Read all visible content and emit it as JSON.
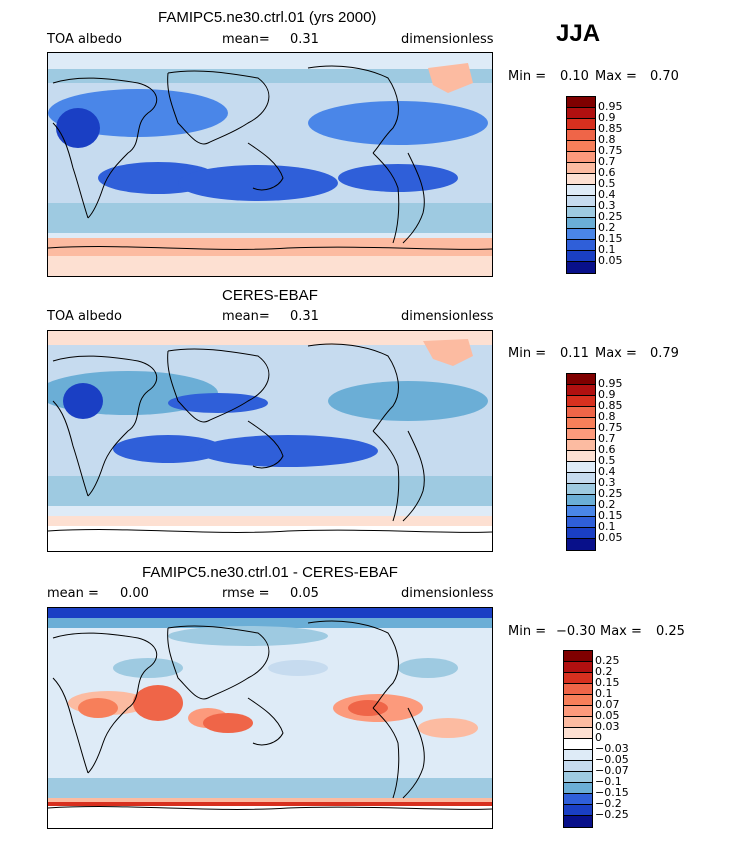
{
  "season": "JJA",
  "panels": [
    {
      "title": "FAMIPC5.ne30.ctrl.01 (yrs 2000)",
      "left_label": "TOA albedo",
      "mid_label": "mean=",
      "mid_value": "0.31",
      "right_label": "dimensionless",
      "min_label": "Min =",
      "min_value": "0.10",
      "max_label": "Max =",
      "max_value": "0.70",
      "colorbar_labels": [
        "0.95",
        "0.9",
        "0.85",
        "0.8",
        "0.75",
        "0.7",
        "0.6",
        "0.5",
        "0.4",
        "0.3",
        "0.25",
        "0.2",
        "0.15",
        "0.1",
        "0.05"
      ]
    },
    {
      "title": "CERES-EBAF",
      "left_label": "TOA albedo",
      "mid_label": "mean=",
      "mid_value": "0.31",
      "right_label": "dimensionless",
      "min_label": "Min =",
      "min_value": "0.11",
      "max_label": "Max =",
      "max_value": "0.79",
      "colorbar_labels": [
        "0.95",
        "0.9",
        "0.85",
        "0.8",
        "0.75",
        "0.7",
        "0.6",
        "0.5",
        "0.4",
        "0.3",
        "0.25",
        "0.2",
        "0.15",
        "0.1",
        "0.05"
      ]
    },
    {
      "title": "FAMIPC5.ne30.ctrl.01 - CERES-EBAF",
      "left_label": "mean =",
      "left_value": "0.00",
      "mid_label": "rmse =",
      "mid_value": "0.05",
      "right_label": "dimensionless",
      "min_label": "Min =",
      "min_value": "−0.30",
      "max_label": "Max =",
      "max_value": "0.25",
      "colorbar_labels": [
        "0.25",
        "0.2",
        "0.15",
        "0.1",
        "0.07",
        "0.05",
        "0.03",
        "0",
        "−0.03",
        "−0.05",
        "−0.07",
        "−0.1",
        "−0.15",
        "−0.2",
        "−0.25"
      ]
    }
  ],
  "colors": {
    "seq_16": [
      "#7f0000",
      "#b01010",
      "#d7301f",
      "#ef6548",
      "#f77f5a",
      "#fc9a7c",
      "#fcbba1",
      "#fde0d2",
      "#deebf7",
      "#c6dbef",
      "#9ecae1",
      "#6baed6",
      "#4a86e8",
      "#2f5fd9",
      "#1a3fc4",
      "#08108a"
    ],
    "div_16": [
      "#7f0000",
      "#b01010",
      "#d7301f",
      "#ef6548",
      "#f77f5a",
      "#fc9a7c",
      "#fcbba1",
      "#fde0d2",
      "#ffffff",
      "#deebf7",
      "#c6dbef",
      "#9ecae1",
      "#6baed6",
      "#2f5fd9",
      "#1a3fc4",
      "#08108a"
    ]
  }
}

Work required => Omit any images, then output the listing exactly.

Response for this exercise =>
Read all visible content and emit it as JSON.
{
  "season": "JJA",
  "panels": [
    {
      "title": "FAMIPC5.ne30.ctrl.01 (yrs 2000)",
      "left_label": "TOA albedo",
      "mid_label": "mean=",
      "mid_value": "0.31",
      "right_label": "dimensionless",
      "min_label": "Min =",
      "min_value": "0.10",
      "max_label": "Max =",
      "max_value": "0.70",
      "colorbar_labels": [
        "0.95",
        "0.9",
        "0.85",
        "0.8",
        "0.75",
        "0.7",
        "0.6",
        "0.5",
        "0.4",
        "0.3",
        "0.25",
        "0.2",
        "0.15",
        "0.1",
        "0.05"
      ]
    },
    {
      "title": "CERES-EBAF",
      "left_label": "TOA albedo",
      "mid_label": "mean=",
      "mid_value": "0.31",
      "right_label": "dimensionless",
      "min_label": "Min =",
      "min_value": "0.11",
      "max_label": "Max =",
      "max_value": "0.79",
      "colorbar_labels": [
        "0.95",
        "0.9",
        "0.85",
        "0.8",
        "0.75",
        "0.7",
        "0.6",
        "0.5",
        "0.4",
        "0.3",
        "0.25",
        "0.2",
        "0.15",
        "0.1",
        "0.05"
      ]
    },
    {
      "title": "FAMIPC5.ne30.ctrl.01 - CERES-EBAF",
      "left_label": "mean =",
      "left_value": "0.00",
      "mid_label": "rmse =",
      "mid_value": "0.05",
      "right_label": "dimensionless",
      "min_label": "Min =",
      "min_value": "−0.30",
      "max_label": "Max =",
      "max_value": "0.25",
      "colorbar_labels": [
        "0.25",
        "0.2",
        "0.15",
        "0.1",
        "0.07",
        "0.05",
        "0.03",
        "0",
        "−0.03",
        "−0.05",
        "−0.07",
        "−0.1",
        "−0.15",
        "−0.2",
        "−0.25"
      ]
    }
  ],
  "colors": {
    "seq_16": [
      "#7f0000",
      "#b01010",
      "#d7301f",
      "#ef6548",
      "#f77f5a",
      "#fc9a7c",
      "#fcbba1",
      "#fde0d2",
      "#deebf7",
      "#c6dbef",
      "#9ecae1",
      "#6baed6",
      "#4a86e8",
      "#2f5fd9",
      "#1a3fc4",
      "#08108a"
    ],
    "div_16": [
      "#7f0000",
      "#b01010",
      "#d7301f",
      "#ef6548",
      "#f77f5a",
      "#fc9a7c",
      "#fcbba1",
      "#fde0d2",
      "#ffffff",
      "#deebf7",
      "#c6dbef",
      "#9ecae1",
      "#6baed6",
      "#2f5fd9",
      "#1a3fc4",
      "#08108a"
    ]
  }
}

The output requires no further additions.